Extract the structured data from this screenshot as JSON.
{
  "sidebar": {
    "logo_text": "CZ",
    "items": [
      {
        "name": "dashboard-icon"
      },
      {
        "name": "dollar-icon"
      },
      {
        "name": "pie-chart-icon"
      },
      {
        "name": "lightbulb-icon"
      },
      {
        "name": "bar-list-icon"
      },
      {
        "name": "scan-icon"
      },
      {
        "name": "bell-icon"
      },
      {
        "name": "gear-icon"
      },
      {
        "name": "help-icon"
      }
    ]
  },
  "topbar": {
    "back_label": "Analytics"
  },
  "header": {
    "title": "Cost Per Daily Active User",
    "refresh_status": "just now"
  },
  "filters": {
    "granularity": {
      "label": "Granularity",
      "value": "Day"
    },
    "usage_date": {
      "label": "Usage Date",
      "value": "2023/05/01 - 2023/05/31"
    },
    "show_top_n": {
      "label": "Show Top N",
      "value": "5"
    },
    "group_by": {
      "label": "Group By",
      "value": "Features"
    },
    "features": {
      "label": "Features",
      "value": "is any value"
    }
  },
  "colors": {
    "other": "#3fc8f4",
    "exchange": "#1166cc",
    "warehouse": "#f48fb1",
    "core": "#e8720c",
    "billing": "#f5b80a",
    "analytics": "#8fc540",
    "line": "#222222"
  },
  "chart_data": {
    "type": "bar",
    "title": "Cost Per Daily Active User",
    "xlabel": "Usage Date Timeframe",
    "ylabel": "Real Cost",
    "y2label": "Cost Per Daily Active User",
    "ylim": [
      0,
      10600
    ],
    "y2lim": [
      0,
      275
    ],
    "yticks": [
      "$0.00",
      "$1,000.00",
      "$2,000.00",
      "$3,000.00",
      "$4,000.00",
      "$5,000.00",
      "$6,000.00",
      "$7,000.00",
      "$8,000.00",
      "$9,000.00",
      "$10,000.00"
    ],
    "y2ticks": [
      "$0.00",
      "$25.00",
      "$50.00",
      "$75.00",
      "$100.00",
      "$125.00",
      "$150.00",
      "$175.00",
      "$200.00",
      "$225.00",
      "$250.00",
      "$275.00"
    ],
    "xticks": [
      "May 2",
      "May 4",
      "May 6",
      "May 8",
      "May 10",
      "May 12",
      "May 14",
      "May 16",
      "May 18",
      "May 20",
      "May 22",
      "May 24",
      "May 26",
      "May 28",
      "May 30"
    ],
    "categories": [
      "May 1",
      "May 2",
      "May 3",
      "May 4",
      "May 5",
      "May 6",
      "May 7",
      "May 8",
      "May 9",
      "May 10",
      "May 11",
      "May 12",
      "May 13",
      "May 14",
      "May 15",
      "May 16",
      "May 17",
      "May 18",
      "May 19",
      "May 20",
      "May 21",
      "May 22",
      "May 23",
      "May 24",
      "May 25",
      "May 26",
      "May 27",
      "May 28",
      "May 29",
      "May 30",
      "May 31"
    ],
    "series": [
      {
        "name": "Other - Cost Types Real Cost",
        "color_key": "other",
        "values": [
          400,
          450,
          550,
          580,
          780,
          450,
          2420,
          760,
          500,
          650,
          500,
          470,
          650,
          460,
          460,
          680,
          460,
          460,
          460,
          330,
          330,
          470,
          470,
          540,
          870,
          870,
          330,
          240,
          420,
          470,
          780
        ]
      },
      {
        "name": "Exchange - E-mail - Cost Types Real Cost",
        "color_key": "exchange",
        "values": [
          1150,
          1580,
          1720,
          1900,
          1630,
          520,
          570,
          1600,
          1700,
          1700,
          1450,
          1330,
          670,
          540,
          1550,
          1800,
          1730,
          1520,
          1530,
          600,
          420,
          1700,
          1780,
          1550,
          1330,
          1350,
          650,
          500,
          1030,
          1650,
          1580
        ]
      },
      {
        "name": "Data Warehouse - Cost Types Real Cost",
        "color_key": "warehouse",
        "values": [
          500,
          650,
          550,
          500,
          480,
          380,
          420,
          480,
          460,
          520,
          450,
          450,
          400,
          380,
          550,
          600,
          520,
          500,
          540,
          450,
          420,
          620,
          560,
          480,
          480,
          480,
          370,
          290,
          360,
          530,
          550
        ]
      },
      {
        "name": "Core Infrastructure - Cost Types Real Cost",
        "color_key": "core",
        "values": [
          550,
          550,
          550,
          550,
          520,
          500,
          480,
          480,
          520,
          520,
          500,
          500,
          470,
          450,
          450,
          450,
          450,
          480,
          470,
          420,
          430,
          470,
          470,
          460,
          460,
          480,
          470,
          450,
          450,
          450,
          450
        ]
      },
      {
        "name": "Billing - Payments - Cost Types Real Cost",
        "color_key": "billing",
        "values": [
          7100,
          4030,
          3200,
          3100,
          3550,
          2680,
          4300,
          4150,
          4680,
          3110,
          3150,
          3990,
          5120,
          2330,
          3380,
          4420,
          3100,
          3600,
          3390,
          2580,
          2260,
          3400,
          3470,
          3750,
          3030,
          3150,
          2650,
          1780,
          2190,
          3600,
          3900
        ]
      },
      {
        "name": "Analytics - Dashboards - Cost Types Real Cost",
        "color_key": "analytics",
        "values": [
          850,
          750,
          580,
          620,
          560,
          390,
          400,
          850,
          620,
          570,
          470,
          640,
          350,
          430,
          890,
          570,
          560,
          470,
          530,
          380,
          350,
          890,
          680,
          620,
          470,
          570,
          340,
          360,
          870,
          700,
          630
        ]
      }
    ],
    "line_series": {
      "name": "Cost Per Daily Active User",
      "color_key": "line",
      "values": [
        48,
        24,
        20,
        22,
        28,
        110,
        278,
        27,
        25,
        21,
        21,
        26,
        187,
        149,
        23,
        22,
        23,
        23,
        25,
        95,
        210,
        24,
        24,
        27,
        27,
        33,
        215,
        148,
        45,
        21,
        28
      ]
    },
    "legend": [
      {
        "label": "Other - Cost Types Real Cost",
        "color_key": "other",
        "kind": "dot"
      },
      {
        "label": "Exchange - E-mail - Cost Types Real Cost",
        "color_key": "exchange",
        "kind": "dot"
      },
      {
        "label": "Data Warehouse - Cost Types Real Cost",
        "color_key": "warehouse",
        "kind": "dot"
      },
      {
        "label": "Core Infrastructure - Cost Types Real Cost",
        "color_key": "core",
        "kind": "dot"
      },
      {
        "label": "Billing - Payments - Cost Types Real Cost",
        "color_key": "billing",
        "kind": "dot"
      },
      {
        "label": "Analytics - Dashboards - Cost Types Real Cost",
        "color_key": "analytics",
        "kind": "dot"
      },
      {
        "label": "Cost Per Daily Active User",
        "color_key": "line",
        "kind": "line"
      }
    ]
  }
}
══════════
What to do: Copy out every line in the listing where the word "Dashboards" appears.

Worked answer:
        "name": "Analytics - Dashboards - Cost Types Real Cost",
        "label": "Analytics - Dashboards - Cost Types Real Cost",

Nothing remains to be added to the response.